■ Consignes de l'exercice:
1. Recopiez mot pour mot tout le passage du texte source, depuis « Hans / Jean Arp rencontre » jusqu'à « travail sur bois. ».
2. D'après le texte source, où et quand Hans / Jean Arp rencontre-t-il Sophie Taeuber ?

■ Texte source:
━━━

BRUXELLES / BELGIQUE
À Bruxelles, une vaste exposition rassemble les œuvres du couple au Palais des beaux-arts.
Bruxelles (Belgique). L’histoire de l’art est émaillée de couples d’artistes connus tels Frida Kahlo et Diego Rivera, Robert et Sonia Delaunay ou encore Marina Abramovic et Ulay. Mais aucun sans doute n’a connu une harmonie artistique aussi intense que Sophie Taeuber et Hans / Jean Arp. Entre dada et surréalisme, abstraction et figuration, entre créations textile, peinture, dessin et sculpture, ils ont mêlé leurs œuvres individuelles et communes au cœur des avant-gardes du début du XXe siècle. Hans / Jean Arp, qui a survécu plus de vingt ans à son épouse et qui a continué à créer, a longtemps été plus connu que Sophie Taeuber, mais la redécouverte des artistes féminines aujourd’hui, longtemps cloîtrées dans l’ombre, les ramène à la lumière.
Hans / Jean Arp rencontre Sophie Taeuber en novembre 1915 à la galerie Tanner de Zurich dans le bouillonnement qui a donné naissance au mouvement dada. Alors qu’il y expose des tapisseries, des broderies et des œuvres sur papier, il tombe sous le charme de la jeune femme qui mène une carrière d’artiste indépendante avec des créations textiles et du travail sur bois.
C’est la rencontre de deux personnalités qui se rejoignent dans les jeux infinis de l’abstraction. Lui, autodidacte, est plus instinctif et privilégie des formes souples tandis qu’elle, plus discrète et cérébrale, agence des formes géométriques distribuées en rectangles et carrés. Arp et Taeuber réalisent leurs premières œuvres, s’influencent mutuellement, s’échangeant des formes traduites en peinture, broderie et en papiers collés.
L’exposition suit chronologiquement leurs carrières sur un peu moins de trente ans de vie commune. Le parcours commence par les premières œuvres textiles de Hans / Jean Arp, aujourd’hui peu connues, et les créations de textiles de Sophie Taeuber qui, à Zurich, dans les années 1917-1918, connaissent un certain succès. Si la forme des objets est assez classique, elles se démarquent par leur usage radical et innovant de la couleur. Les premières pièces maîtresses sont les marionnettes en bois tourné que Sophie Taeuber a créées pour une adaptation Dada d’une pièce de Carlo Gozzi, Le Roi-Cerf.

━━━

[Entrées de disposition spatiale]
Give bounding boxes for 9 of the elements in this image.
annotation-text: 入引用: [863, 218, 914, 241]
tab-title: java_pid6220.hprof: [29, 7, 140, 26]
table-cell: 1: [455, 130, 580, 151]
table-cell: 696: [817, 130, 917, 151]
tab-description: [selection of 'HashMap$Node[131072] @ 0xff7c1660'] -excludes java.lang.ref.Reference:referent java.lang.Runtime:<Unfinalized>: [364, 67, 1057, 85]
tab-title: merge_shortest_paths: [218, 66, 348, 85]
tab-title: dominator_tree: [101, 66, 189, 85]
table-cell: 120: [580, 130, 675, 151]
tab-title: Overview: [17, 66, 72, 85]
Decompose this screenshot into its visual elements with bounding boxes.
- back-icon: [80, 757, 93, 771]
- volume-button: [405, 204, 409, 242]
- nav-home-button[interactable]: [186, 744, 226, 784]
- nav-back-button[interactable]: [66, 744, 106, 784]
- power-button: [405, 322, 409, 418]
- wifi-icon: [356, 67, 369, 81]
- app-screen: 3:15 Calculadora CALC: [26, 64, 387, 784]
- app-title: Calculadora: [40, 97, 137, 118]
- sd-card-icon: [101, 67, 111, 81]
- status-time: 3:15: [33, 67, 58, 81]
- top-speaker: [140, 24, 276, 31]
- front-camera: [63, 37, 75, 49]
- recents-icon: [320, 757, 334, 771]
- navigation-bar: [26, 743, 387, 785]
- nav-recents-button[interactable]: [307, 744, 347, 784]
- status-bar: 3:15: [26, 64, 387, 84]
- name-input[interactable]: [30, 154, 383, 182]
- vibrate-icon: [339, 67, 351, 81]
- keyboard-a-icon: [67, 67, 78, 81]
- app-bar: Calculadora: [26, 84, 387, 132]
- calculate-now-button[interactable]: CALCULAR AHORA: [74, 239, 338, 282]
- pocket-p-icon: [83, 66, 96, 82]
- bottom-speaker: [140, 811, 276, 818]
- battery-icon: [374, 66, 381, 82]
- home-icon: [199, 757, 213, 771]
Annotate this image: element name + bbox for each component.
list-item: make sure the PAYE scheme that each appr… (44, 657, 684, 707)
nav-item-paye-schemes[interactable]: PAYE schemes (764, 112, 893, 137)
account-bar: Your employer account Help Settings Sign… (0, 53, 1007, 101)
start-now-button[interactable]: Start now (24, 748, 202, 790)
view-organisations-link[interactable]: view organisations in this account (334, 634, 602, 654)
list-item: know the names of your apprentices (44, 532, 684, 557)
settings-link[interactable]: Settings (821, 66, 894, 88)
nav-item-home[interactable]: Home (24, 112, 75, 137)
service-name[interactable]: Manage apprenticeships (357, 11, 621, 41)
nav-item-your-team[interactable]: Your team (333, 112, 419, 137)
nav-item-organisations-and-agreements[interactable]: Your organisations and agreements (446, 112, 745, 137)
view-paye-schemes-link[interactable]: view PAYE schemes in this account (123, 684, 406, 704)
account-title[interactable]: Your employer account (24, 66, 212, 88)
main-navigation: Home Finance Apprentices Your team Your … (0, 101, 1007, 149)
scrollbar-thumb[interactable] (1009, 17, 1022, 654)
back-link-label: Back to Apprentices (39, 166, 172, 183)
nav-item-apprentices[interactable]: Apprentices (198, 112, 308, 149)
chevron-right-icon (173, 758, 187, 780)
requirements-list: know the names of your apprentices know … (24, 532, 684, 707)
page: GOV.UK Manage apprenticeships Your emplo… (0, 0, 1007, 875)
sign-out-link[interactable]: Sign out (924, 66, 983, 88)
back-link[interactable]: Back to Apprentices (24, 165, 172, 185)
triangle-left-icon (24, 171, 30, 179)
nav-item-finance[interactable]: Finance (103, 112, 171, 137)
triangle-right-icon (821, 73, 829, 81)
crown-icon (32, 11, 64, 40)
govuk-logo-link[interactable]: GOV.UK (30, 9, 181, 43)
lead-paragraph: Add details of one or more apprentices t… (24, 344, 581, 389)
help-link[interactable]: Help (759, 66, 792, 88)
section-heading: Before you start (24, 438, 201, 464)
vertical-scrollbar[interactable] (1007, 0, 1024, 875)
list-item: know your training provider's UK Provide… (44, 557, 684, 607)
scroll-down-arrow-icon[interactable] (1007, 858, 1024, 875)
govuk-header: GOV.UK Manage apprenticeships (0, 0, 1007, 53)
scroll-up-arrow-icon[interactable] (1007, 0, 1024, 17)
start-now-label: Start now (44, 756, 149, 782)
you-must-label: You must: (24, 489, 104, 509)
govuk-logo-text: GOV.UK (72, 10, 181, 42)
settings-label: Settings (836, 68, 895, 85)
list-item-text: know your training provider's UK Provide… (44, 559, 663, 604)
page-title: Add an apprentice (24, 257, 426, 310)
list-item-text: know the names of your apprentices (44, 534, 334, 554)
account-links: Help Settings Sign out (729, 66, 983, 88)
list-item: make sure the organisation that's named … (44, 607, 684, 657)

━━━

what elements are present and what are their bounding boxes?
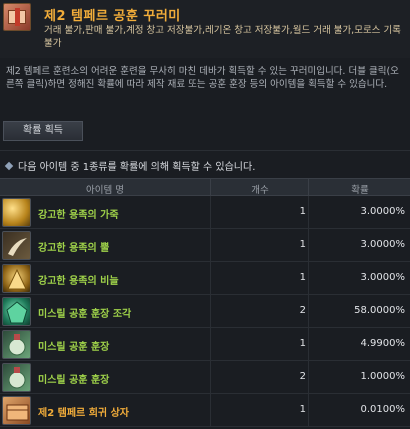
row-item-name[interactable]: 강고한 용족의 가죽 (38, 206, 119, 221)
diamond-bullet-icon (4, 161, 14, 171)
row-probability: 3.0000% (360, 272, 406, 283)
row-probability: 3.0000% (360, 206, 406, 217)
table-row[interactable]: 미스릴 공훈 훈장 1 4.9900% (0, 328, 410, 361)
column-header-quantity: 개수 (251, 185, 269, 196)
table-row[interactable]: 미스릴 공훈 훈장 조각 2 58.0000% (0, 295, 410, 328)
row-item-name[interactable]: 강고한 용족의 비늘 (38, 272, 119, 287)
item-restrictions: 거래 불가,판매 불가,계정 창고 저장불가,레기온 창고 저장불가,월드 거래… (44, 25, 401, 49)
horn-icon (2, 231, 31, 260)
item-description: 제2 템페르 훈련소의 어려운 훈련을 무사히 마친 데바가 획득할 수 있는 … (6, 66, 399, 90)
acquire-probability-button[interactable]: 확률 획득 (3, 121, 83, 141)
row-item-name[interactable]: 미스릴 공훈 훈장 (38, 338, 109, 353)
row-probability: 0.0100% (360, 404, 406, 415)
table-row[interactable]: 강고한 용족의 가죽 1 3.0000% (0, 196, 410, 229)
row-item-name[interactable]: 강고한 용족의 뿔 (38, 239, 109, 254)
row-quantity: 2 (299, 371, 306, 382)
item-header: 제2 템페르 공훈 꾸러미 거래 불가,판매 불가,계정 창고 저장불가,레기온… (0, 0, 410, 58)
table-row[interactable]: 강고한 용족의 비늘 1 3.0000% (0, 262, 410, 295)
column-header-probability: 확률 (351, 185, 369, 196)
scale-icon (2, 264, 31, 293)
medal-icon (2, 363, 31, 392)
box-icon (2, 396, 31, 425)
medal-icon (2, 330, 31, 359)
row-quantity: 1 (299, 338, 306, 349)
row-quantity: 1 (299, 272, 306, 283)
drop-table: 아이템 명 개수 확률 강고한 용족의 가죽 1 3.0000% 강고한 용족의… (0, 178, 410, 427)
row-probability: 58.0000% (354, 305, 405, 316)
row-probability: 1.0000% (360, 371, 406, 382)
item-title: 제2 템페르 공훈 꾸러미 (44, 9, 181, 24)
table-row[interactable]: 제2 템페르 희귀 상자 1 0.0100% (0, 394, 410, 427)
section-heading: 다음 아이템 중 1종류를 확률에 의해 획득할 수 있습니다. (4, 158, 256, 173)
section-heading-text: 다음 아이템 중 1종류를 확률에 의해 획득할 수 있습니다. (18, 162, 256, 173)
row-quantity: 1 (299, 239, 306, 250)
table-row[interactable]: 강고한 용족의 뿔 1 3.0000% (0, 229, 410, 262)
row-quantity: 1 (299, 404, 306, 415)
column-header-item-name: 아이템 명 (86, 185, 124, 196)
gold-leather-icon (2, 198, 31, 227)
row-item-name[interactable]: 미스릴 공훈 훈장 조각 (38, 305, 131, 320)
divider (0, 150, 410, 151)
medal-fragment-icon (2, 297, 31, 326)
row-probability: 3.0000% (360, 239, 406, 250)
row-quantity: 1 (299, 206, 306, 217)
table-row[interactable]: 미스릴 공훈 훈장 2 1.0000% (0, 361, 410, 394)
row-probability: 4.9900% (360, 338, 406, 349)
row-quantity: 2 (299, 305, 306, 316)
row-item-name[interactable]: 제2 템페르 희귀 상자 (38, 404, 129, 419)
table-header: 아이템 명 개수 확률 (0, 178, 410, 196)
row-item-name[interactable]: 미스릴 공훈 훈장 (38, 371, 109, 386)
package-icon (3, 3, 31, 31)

━━━

■ Solutions proposées:
1.
Hans / Jean Arp rencontre Sophie Taeuber en novembre 1915 à la galerie Tanner de Zurich dans le bouillonnement qui a donné naissance au mouvement dada. Alors qu’il y expose des tapisseries, des broderies et des œuvres sur papier, il tombe sous le charme de la jeune femme qui mène une carrière d’artiste indépendante avec des créations textiles et du travail sur bois.

2. En novembre 1915, à la galerie Tanner de Zurich.